• [Objective]:
In the listing below, locate the lines that hold "Recommended" and copy them.

• [Listed records]:
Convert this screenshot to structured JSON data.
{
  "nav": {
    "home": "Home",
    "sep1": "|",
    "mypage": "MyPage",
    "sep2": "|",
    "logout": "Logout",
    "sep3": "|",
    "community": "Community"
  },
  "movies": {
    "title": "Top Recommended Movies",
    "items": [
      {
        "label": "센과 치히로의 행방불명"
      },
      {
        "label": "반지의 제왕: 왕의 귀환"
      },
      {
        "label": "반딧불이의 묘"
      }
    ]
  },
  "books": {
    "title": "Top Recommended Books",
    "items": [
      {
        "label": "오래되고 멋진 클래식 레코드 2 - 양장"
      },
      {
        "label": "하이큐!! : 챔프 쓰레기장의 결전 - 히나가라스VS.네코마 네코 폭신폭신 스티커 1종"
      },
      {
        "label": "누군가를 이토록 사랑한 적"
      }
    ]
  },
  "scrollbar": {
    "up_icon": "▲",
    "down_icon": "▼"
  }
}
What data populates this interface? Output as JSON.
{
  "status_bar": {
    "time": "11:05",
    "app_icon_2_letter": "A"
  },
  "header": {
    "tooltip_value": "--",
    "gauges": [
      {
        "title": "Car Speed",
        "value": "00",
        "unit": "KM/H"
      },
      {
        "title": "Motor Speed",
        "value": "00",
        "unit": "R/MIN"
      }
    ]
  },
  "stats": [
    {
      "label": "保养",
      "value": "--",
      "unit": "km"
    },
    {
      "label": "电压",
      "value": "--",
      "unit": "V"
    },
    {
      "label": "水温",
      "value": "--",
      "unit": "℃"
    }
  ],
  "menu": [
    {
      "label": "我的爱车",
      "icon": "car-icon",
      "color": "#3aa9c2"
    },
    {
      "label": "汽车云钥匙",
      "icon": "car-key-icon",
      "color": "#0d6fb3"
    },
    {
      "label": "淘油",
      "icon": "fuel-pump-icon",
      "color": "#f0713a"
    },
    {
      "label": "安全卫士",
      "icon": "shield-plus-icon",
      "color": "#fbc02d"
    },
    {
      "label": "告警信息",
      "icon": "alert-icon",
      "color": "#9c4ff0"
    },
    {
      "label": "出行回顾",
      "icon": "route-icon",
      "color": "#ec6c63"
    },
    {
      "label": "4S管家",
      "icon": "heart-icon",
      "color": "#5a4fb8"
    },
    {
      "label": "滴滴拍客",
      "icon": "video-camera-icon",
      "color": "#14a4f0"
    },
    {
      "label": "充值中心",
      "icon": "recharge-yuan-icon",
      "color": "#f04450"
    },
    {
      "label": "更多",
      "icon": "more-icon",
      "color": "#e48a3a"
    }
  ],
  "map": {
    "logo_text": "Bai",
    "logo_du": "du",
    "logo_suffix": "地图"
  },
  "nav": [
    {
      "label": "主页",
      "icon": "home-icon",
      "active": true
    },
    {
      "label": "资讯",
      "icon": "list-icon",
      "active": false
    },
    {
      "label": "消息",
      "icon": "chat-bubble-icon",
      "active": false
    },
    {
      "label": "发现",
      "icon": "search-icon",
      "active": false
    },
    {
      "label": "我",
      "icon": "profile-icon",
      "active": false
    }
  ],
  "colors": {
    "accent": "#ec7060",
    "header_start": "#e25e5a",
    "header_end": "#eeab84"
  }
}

• [Output of the exercise]:
    "title": "Top Recommended Movies",
    "title": "Top Recommended Books",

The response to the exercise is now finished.